Instructions for the task: Give the number of lines in the records below that include "的标准要求有差距". Reply with that number alone.

Saved entries
┏━━
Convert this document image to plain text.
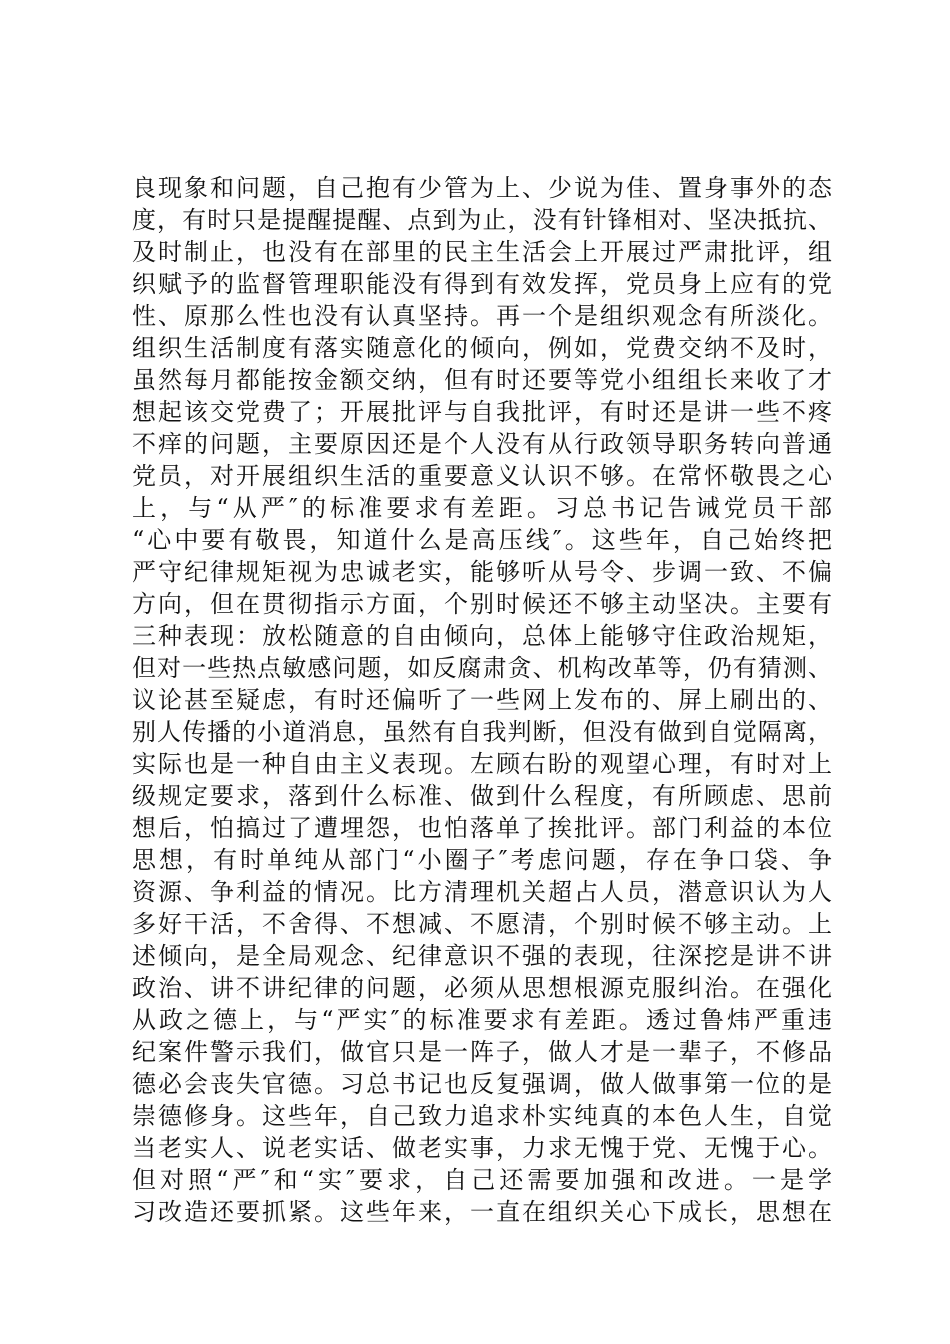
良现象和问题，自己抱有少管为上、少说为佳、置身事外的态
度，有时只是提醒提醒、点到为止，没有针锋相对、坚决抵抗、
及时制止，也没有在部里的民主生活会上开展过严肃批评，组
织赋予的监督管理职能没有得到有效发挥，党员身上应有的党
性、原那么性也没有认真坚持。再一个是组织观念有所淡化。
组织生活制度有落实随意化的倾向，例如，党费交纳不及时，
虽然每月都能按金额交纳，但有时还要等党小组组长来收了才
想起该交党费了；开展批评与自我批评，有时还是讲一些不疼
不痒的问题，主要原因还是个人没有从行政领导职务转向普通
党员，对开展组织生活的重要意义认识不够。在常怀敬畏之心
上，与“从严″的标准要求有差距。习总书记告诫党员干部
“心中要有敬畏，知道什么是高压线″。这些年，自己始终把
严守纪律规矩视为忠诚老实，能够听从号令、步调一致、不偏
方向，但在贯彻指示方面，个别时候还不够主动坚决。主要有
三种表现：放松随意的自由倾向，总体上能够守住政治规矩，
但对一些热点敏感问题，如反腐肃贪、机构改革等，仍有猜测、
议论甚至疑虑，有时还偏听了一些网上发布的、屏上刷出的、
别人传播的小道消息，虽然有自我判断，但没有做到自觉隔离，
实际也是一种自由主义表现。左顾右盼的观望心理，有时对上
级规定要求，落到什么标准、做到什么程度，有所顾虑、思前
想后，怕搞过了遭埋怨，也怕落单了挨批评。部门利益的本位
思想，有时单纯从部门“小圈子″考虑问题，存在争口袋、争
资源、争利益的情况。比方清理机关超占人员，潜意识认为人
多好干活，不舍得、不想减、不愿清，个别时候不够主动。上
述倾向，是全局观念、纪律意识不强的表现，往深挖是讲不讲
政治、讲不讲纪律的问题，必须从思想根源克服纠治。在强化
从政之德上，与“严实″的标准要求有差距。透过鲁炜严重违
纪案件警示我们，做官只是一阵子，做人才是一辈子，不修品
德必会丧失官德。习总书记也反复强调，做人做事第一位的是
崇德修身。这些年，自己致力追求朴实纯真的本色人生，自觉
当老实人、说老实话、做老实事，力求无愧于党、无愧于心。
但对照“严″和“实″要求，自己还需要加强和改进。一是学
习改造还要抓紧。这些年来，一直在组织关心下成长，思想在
┗━━
Solution for this problem: 2